THE EXERCISE:
Write out all of the lines below, exactly and completely.
-- BEGIN PROVIDED RECORDS --
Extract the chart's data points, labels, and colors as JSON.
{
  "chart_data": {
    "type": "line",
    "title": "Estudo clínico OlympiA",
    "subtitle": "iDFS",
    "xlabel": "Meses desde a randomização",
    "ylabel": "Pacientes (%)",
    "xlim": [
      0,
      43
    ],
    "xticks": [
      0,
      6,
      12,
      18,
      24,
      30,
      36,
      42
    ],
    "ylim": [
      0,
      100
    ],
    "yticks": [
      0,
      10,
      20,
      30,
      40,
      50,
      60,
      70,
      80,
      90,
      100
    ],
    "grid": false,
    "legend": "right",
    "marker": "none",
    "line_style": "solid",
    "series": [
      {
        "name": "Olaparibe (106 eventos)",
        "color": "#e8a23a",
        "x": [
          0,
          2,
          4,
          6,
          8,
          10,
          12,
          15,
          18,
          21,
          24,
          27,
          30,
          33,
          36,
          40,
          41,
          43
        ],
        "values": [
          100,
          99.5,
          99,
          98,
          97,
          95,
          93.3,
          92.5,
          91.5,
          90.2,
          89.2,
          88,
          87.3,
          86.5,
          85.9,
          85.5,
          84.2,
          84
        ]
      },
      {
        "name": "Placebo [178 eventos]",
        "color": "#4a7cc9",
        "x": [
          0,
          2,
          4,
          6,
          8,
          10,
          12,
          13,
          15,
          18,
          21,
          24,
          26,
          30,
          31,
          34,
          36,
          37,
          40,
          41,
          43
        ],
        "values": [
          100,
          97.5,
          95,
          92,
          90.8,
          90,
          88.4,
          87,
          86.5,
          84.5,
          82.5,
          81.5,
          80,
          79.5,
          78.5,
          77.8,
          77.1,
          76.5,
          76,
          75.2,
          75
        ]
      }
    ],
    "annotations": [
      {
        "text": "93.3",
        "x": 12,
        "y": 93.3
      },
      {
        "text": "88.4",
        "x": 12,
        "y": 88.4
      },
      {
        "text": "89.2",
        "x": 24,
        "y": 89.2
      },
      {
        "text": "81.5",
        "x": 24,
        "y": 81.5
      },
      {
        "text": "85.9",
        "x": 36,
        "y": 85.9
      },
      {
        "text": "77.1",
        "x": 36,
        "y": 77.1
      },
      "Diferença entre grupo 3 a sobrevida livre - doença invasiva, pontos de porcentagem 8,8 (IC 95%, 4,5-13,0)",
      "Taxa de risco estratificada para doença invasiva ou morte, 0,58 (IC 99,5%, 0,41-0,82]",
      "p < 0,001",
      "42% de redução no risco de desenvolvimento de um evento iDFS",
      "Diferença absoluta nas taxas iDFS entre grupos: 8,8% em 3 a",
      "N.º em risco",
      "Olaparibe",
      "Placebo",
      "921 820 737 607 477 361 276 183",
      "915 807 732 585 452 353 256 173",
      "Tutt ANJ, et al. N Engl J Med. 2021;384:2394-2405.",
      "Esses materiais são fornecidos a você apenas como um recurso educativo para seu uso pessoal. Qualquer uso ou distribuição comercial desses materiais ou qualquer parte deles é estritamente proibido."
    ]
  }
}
-- END PROVIDED RECORDS --
EXERCISE RESPONSE:
Extract the chart's data points, labels, and colors as JSON.
{
  "chart_data": {
    "type": "line",
    "title": "Estudo clínico OlympiA",
    "subtitle": "iDFS",
    "xlabel": "Meses desde a randomização",
    "ylabel": "Pacientes (%)",
    "xlim": [
      0,
      43
    ],
    "xticks": [
      0,
      6,
      12,
      18,
      24,
      30,
      36,
      42
    ],
    "ylim": [
      0,
      100
    ],
    "yticks": [
      0,
      10,
      20,
      30,
      40,
      50,
      60,
      70,
      80,
      90,
      100
    ],
    "grid": false,
    "legend": "right",
    "marker": "none",
    "line_style": "solid",
    "series": [
      {
        "name": "Olaparibe (106 eventos)",
        "color": "#e8a23a",
        "x": [
          0,
          2,
          4,
          6,
          8,
          10,
          12,
          15,
          18,
          21,
          24,
          27,
          30,
          33,
          36,
          40,
          41,
          43
        ],
        "values": [
          100,
          99.5,
          99,
          98,
          97,
          95,
          93.3,
          92.5,
          91.5,
          90.2,
          89.2,
          88,
          87.3,
          86.5,
          85.9,
          85.5,
          84.2,
          84
        ]
      },
      {
        "name": "Placebo [178 eventos]",
        "color": "#4a7cc9",
        "x": [
          0,
          2,
          4,
          6,
          8,
          10,
          12,
          13,
          15,
          18,
          21,
          24,
          26,
          30,
          31,
          34,
          36,
          37,
          40,
          41,
          43
        ],
        "values": [
          100,
          97.5,
          95,
          92,
          90.8,
          90,
          88.4,
          87,
          86.5,
          84.5,
          82.5,
          81.5,
          80,
          79.5,
          78.5,
          77.8,
          77.1,
          76.5,
          76,
          75.2,
          75
        ]
      }
    ],
    "annotations": [
      {
        "text": "93.3",
        "x": 12,
        "y": 93.3
      },
      {
        "text": "88.4",
        "x": 12,
        "y": 88.4
      },
      {
        "text": "89.2",
        "x": 24,
        "y": 89.2
      },
      {
        "text": "81.5",
        "x": 24,
        "y": 81.5
      },
      {
        "text": "85.9",
        "x": 36,
        "y": 85.9
      },
      {
        "text": "77.1",
        "x": 36,
        "y": 77.1
      },
      "Diferença entre grupo 3 a sobrevida livre - doença invasiva, pontos de porcentagem 8,8 (IC 95%, 4,5-13,0)",
      "Taxa de risco estratificada para doença invasiva ou morte, 0,58 (IC 99,5%, 0,41-0,82]",
      "p < 0,001",
      "42% de redução no risco de desenvolvimento de um evento iDFS",
      "Diferença absoluta nas taxas iDFS entre grupos: 8,8% em 3 a",
      "N.º em risco",
      "Olaparibe",
      "Placebo",
      "921 820 737 607 477 361 276 183",
      "915 807 732 585 452 353 256 173",
      "Tutt ANJ, et al. N Engl J Med. 2021;384:2394-2405.",
      "Esses materiais são fornecidos a você apenas como um recurso educativo para seu uso pessoal. Qualquer uso ou distribuição comercial desses materiais ou qualquer parte deles é estritamente proibido."
    ]
  }
}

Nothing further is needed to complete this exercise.